>>>>

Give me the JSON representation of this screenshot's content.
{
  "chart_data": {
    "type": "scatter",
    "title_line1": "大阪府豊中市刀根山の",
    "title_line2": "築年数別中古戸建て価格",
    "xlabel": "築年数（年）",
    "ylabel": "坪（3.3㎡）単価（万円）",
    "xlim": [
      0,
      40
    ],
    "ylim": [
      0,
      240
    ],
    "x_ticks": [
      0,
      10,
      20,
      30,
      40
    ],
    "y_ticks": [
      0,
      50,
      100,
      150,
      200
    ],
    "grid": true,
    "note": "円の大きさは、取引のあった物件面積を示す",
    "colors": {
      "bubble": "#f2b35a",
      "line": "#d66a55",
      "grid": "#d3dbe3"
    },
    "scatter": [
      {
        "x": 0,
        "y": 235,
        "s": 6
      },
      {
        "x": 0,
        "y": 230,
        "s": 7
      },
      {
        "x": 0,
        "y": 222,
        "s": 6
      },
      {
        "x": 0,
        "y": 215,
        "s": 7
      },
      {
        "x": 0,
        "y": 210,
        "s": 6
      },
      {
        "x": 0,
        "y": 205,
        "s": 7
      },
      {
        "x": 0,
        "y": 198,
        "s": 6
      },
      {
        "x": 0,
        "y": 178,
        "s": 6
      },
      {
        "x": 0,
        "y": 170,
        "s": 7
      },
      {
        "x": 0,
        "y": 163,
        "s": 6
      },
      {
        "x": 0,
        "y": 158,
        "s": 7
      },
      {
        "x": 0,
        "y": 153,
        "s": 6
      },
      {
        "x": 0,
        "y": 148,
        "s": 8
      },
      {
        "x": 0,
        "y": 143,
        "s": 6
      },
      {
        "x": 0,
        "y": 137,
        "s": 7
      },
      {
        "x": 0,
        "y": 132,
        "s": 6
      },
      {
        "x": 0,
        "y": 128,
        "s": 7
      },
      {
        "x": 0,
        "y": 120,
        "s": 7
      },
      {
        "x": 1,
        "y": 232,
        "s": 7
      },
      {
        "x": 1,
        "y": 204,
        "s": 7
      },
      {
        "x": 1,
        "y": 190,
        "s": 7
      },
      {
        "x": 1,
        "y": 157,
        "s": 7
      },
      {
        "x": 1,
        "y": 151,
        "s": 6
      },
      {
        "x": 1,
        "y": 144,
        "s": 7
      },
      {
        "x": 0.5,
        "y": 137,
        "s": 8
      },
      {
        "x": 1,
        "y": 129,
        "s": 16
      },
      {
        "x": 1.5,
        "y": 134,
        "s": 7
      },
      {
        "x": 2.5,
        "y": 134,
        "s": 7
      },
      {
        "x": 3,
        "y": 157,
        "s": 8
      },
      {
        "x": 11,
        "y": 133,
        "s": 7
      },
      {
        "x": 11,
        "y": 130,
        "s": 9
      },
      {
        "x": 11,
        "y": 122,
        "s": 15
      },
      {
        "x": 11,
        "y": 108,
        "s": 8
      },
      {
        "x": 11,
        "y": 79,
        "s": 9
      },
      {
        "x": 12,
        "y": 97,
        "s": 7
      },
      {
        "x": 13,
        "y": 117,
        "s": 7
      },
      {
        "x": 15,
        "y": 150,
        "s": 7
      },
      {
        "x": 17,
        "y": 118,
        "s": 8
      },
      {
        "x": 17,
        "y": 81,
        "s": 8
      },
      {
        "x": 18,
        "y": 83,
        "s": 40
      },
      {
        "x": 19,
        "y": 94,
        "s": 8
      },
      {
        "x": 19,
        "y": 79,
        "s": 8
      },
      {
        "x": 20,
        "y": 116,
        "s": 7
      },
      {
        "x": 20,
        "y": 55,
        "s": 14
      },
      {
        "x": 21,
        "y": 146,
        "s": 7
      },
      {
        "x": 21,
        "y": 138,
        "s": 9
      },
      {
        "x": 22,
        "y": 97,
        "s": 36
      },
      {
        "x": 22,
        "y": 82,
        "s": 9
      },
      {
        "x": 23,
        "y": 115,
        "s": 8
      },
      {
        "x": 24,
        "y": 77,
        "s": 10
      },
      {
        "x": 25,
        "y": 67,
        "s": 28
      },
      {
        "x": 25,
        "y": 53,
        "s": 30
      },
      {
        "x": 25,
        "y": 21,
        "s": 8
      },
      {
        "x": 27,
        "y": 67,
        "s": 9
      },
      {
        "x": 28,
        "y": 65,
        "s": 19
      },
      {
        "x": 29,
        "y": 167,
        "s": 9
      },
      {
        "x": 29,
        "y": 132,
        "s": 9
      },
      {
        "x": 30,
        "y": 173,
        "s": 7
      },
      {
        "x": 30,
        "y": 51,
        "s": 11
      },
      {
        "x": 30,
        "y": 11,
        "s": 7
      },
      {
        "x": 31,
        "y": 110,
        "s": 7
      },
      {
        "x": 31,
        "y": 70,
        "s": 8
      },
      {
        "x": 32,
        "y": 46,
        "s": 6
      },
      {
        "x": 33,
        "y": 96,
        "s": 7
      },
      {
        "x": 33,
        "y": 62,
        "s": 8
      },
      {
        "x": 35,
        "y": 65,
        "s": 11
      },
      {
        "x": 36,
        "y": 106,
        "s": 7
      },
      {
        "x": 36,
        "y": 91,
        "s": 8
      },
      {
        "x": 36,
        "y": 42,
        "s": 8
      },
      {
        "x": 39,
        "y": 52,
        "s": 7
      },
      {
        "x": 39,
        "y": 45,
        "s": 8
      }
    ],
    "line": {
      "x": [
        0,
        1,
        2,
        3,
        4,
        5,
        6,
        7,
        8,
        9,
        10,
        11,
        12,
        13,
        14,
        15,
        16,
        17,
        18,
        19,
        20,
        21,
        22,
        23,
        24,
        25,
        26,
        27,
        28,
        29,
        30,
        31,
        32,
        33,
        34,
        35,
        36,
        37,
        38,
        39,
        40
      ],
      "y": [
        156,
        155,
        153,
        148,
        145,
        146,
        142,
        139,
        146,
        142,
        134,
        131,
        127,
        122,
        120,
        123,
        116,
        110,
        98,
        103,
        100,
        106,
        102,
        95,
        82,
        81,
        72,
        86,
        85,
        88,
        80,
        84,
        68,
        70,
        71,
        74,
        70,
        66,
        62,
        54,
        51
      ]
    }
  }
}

<<<<

Copy every record exactly, with nothing added or dropped.

_Reply_.
Give me the JSON representation of this screenshot's content.
{
  "chart_data": {
    "type": "scatter",
    "title_line1": "大阪府豊中市刀根山の",
    "title_line2": "築年数別中古戸建て価格",
    "xlabel": "築年数（年）",
    "ylabel": "坪（3.3㎡）単価（万円）",
    "xlim": [
      0,
      40
    ],
    "ylim": [
      0,
      240
    ],
    "x_ticks": [
      0,
      10,
      20,
      30,
      40
    ],
    "y_ticks": [
      0,
      50,
      100,
      150,
      200
    ],
    "grid": true,
    "note": "円の大きさは、取引のあった物件面積を示す",
    "colors": {
      "bubble": "#f2b35a",
      "line": "#d66a55",
      "grid": "#d3dbe3"
    },
    "scatter": [
      {
        "x": 0,
        "y": 235,
        "s": 6
      },
      {
        "x": 0,
        "y": 230,
        "s": 7
      },
      {
        "x": 0,
        "y": 222,
        "s": 6
      },
      {
        "x": 0,
        "y": 215,
        "s": 7
      },
      {
        "x": 0,
        "y": 210,
        "s": 6
      },
      {
        "x": 0,
        "y": 205,
        "s": 7
      },
      {
        "x": 0,
        "y": 198,
        "s": 6
      },
      {
        "x": 0,
        "y": 178,
        "s": 6
      },
      {
        "x": 0,
        "y": 170,
        "s": 7
      },
      {
        "x": 0,
        "y": 163,
        "s": 6
      },
      {
        "x": 0,
        "y": 158,
        "s": 7
      },
      {
        "x": 0,
        "y": 153,
        "s": 6
      },
      {
        "x": 0,
        "y": 148,
        "s": 8
      },
      {
        "x": 0,
        "y": 143,
        "s": 6
      },
      {
        "x": 0,
        "y": 137,
        "s": 7
      },
      {
        "x": 0,
        "y": 132,
        "s": 6
      },
      {
        "x": 0,
        "y": 128,
        "s": 7
      },
      {
        "x": 0,
        "y": 120,
        "s": 7
      },
      {
        "x": 1,
        "y": 232,
        "s": 7
      },
      {
        "x": 1,
        "y": 204,
        "s": 7
      },
      {
        "x": 1,
        "y": 190,
        "s": 7
      },
      {
        "x": 1,
        "y": 157,
        "s": 7
      },
      {
        "x": 1,
        "y": 151,
        "s": 6
      },
      {
        "x": 1,
        "y": 144,
        "s": 7
      },
      {
        "x": 0.5,
        "y": 137,
        "s": 8
      },
      {
        "x": 1,
        "y": 129,
        "s": 16
      },
      {
        "x": 1.5,
        "y": 134,
        "s": 7
      },
      {
        "x": 2.5,
        "y": 134,
        "s": 7
      },
      {
        "x": 3,
        "y": 157,
        "s": 8
      },
      {
        "x": 11,
        "y": 133,
        "s": 7
      },
      {
        "x": 11,
        "y": 130,
        "s": 9
      },
      {
        "x": 11,
        "y": 122,
        "s": 15
      },
      {
        "x": 11,
        "y": 108,
        "s": 8
      },
      {
        "x": 11,
        "y": 79,
        "s": 9
      },
      {
        "x": 12,
        "y": 97,
        "s": 7
      },
      {
        "x": 13,
        "y": 117,
        "s": 7
      },
      {
        "x": 15,
        "y": 150,
        "s": 7
      },
      {
        "x": 17,
        "y": 118,
        "s": 8
      },
      {
        "x": 17,
        "y": 81,
        "s": 8
      },
      {
        "x": 18,
        "y": 83,
        "s": 40
      },
      {
        "x": 19,
        "y": 94,
        "s": 8
      },
      {
        "x": 19,
        "y": 79,
        "s": 8
      },
      {
        "x": 20,
        "y": 116,
        "s": 7
      },
      {
        "x": 20,
        "y": 55,
        "s": 14
      },
      {
        "x": 21,
        "y": 146,
        "s": 7
      },
      {
        "x": 21,
        "y": 138,
        "s": 9
      },
      {
        "x": 22,
        "y": 97,
        "s": 36
      },
      {
        "x": 22,
        "y": 82,
        "s": 9
      },
      {
        "x": 23,
        "y": 115,
        "s": 8
      },
      {
        "x": 24,
        "y": 77,
        "s": 10
      },
      {
        "x": 25,
        "y": 67,
        "s": 28
      },
      {
        "x": 25,
        "y": 53,
        "s": 30
      },
      {
        "x": 25,
        "y": 21,
        "s": 8
      },
      {
        "x": 27,
        "y": 67,
        "s": 9
      },
      {
        "x": 28,
        "y": 65,
        "s": 19
      },
      {
        "x": 29,
        "y": 167,
        "s": 9
      },
      {
        "x": 29,
        "y": 132,
        "s": 9
      },
      {
        "x": 30,
        "y": 173,
        "s": 7
      },
      {
        "x": 30,
        "y": 51,
        "s": 11
      },
      {
        "x": 30,
        "y": 11,
        "s": 7
      },
      {
        "x": 31,
        "y": 110,
        "s": 7
      },
      {
        "x": 31,
        "y": 70,
        "s": 8
      },
      {
        "x": 32,
        "y": 46,
        "s": 6
      },
      {
        "x": 33,
        "y": 96,
        "s": 7
      },
      {
        "x": 33,
        "y": 62,
        "s": 8
      },
      {
        "x": 35,
        "y": 65,
        "s": 11
      },
      {
        "x": 36,
        "y": 106,
        "s": 7
      },
      {
        "x": 36,
        "y": 91,
        "s": 8
      },
      {
        "x": 36,
        "y": 42,
        "s": 8
      },
      {
        "x": 39,
        "y": 52,
        "s": 7
      },
      {
        "x": 39,
        "y": 45,
        "s": 8
      }
    ],
    "line": {
      "x": [
        0,
        1,
        2,
        3,
        4,
        5,
        6,
        7,
        8,
        9,
        10,
        11,
        12,
        13,
        14,
        15,
        16,
        17,
        18,
        19,
        20,
        21,
        22,
        23,
        24,
        25,
        26,
        27,
        28,
        29,
        30,
        31,
        32,
        33,
        34,
        35,
        36,
        37,
        38,
        39,
        40
      ],
      "y": [
        156,
        155,
        153,
        148,
        145,
        146,
        142,
        139,
        146,
        142,
        134,
        131,
        127,
        122,
        120,
        123,
        116,
        110,
        98,
        103,
        100,
        106,
        102,
        95,
        82,
        81,
        72,
        86,
        85,
        88,
        80,
        84,
        68,
        70,
        71,
        74,
        70,
        66,
        62,
        54,
        51
      ]
    }
  }
}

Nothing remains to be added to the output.